Исходный текст —
* * *

3. Судьба знающего
3.
Судьба знающего
Земля, наши дни. Привычная Реальность чуть обогащена экстрасенсорной составляющей.
Есть еще ридинг-эффект. Мир рассечен им на части, смяты привычные блоки взаимоуравновешенной лжи, сломалась классическая восходящая иерархия восьмизначных сверхсекретных кодов; знаковая система не вполне случайных катастроф и запоздалых соболезнований, сбалансированных предупреждений и циничных разменов на политической шахматной доске неожиданно оказалась под жестким контролем. «Речь шла о профессиональном ясновидении… Мы столкнулись с врожденной или приобретенной способностью вычерпывать громадное количество информации куда угодно и откуда угодно без всяких запретов и ограничений»(1).
Вот он, обобщенный Перевод. Информация объективно существует. Скрытая, рассеянная, латентная — она есть всегда и в достаточном количестве, и «мудрый сумеет ее прочесть»(6). Простейшие логико-знаковые системы исчерпываются до конца.
«Ферзь уходит с горизонтали… следует жертва слона, и выдвинутый вперед, слишком растянутый центр стремительно рушится, погребая под собою королевский фланг, перебрасываются обе ладьи, строится таран, удовлетворительной защиты нет…»(1)
Потом вообще исчезает случайность, человек получает право знать будущее, переводя сведения о нем с тайного языка четырехмерной семиотической сети…
«Прокол сути» общество восприняло как непосредственную угрозу своему существованию. Это важно.
Денисов применил ридинг-эффект совершенно по-дилетантски, ограничившись локальной благотворительностью, применил с ничтожным КПД, и тем не менее конфликтующие, антагонистические и мировые блоки приложили для борьбы с ним огромные усилия. Даже договорились.
«Войны не будет. Я так вижу».

* * *

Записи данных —
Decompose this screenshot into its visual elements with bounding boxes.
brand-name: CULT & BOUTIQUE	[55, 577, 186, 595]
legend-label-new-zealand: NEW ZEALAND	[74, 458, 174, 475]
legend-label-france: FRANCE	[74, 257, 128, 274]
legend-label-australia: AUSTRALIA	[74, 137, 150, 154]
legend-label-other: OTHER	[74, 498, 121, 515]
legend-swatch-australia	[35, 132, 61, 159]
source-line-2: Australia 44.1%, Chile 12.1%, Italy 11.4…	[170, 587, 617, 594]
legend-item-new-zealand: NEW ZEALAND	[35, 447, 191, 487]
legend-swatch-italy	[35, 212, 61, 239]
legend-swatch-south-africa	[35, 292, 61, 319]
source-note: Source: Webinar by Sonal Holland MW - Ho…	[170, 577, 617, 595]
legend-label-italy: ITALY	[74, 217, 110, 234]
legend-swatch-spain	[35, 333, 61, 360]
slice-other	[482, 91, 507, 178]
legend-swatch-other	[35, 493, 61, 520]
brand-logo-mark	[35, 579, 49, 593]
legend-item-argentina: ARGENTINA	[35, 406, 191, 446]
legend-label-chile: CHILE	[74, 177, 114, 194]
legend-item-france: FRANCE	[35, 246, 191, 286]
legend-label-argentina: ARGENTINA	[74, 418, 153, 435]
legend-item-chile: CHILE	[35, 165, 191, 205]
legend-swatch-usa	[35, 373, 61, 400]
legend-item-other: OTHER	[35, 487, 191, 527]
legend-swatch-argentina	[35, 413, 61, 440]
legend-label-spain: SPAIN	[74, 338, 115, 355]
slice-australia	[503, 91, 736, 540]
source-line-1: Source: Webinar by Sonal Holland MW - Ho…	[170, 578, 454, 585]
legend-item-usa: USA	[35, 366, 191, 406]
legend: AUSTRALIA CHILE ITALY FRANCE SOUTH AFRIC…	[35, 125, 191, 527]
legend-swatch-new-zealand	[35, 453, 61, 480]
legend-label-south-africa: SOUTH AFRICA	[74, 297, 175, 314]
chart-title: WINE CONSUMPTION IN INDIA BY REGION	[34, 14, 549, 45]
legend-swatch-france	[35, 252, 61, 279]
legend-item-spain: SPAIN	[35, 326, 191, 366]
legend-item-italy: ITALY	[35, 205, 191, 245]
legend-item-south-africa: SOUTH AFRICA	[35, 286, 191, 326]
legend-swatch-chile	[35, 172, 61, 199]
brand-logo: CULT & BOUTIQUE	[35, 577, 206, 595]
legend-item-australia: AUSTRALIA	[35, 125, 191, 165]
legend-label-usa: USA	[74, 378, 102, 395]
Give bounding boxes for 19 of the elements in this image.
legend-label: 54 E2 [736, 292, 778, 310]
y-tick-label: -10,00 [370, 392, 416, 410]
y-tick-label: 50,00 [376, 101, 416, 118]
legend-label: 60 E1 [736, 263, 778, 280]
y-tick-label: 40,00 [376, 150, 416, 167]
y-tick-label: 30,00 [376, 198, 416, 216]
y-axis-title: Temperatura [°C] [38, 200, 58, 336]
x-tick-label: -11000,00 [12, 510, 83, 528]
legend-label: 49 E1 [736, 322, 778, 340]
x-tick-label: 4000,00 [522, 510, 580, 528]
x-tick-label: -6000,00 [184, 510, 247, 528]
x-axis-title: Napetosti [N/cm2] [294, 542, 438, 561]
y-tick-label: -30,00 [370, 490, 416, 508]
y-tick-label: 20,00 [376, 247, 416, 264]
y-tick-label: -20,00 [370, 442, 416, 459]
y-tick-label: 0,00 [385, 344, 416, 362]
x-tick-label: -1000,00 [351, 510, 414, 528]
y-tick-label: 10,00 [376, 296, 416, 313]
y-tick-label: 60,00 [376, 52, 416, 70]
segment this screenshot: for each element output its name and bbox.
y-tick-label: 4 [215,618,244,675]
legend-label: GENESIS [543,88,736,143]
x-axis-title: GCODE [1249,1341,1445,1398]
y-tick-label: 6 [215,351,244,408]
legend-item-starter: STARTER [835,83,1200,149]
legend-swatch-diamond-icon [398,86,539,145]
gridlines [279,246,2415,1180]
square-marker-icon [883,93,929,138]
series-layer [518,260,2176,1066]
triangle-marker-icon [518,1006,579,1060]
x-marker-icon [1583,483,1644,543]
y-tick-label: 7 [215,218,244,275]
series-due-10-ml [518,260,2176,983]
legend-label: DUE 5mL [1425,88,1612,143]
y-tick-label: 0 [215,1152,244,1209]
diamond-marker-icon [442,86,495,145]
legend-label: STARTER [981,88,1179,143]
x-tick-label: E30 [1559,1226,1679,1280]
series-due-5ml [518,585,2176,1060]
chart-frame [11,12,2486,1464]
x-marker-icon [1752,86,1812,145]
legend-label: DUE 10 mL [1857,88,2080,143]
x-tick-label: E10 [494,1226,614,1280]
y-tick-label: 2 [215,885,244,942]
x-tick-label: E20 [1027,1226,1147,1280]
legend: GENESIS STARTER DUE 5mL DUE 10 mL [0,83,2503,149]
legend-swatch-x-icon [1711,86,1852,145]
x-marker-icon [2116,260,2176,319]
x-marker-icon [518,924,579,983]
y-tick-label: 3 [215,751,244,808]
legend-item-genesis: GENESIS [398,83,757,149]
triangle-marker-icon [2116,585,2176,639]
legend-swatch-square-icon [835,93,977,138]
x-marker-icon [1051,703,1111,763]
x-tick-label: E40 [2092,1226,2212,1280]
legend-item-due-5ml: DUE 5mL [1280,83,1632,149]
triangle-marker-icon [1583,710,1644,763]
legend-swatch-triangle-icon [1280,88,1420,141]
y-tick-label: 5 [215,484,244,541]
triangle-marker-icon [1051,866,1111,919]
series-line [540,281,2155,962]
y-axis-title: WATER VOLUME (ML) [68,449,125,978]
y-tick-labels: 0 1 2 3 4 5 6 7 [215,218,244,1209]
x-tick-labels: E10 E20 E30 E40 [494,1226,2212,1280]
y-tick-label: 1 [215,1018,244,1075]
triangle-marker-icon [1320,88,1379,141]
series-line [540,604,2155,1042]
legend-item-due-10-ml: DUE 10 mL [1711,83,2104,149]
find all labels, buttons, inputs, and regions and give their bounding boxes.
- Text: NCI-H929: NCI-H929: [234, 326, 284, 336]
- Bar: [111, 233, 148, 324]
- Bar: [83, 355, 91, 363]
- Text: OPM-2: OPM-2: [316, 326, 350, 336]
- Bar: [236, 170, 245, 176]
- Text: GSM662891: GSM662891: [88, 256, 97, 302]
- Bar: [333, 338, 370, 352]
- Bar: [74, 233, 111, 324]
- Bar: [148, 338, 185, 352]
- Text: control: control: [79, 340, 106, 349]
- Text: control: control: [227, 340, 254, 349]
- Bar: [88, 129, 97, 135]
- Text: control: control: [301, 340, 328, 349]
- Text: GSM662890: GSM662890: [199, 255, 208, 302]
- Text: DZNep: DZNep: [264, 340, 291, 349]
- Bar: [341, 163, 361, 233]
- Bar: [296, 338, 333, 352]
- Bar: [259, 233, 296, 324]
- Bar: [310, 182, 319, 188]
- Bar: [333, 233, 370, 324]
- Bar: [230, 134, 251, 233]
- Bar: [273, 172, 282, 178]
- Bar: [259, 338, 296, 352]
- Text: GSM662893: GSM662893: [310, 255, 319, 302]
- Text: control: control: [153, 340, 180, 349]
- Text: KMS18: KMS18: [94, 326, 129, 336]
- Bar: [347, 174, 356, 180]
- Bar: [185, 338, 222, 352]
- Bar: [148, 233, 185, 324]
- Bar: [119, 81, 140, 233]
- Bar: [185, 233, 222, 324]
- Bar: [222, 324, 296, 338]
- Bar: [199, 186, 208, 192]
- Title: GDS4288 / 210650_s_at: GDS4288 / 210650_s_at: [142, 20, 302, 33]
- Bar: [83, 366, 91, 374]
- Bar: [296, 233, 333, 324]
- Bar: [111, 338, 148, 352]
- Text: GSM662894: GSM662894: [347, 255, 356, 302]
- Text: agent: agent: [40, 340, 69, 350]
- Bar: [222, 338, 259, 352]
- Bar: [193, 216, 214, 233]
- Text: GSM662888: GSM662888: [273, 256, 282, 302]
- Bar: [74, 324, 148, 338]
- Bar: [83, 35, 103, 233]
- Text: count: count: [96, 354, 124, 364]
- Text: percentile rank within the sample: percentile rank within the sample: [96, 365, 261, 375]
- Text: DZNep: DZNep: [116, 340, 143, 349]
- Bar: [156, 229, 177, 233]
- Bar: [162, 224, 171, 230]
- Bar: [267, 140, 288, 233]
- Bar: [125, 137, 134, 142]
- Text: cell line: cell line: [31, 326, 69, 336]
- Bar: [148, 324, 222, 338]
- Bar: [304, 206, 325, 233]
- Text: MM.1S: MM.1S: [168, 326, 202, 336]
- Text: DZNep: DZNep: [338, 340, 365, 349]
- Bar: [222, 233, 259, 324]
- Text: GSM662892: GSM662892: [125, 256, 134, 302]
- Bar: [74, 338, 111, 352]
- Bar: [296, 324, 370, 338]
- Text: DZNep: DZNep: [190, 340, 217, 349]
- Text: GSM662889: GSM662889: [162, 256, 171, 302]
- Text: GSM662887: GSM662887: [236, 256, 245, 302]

* * *

Задания для решения —
**1)** Верните из текста о ридинг-эффекте точный фрагмент, начиная со слов «Вот он, обобщенный» и продолжая до слов «существованию. Это важно.» включительно.
**2)** Ответьте по тексту о ридинг-эффекте на вопросы:
(а) Кто применил ридинг-эффект по-дилетантски?
(б) Как общество восприняло «прокол сути»?
(в) Какие системы исчерпываются до конца?
**3)** Изложите содержание текста о ридинг-эффекте в двух предложениях.

Ответы по заданиям —
**1)**
Вот он, обобщенный Перевод. Информация объективно существует. Скрытая, рассеянная, латентная — она есть всегда и в достаточном количестве, и «мудрый сумеет ее прочесть»(6). Простейшие логико-знаковые системы исчерпываются до конца.
«Ферзь уходит с горизонтали… следует жертва слона, и выдвинутый вперед, слишком растянутый центр стремительно рушится, погребая под собою королевский фланг, перебрасываются обе ладьи, строится таран, удовлетворительной защиты нет…»(1)
Потом вообще исчезает случайность, человек получает право знать будущее, переводя сведения о нем с тайного языка четырехмерной семиотической сети…
«Прокол сути» общество восприняло как непосредственную угрозу своему существованию. Это важно.

**2)**
(а) Денисов.
(б) Как непосредственную угрозу своему существованию.
(в) Простейшие логико-знаковые системы.

**3)** В мире наших дней действует ридинг-эффект, связанный со способностью вычерпывать громадное количество информации откуда угодно; он рассек мир на части и сломал привычные блоки взаимоуравновешенной лжи. Общество восприняло «прокол сути» как угрозу своему существованию, и хотя Денисов применил ридинг-эффект по-дилетантски, мировые блоки приложили огромные усилия для борьбы с ним.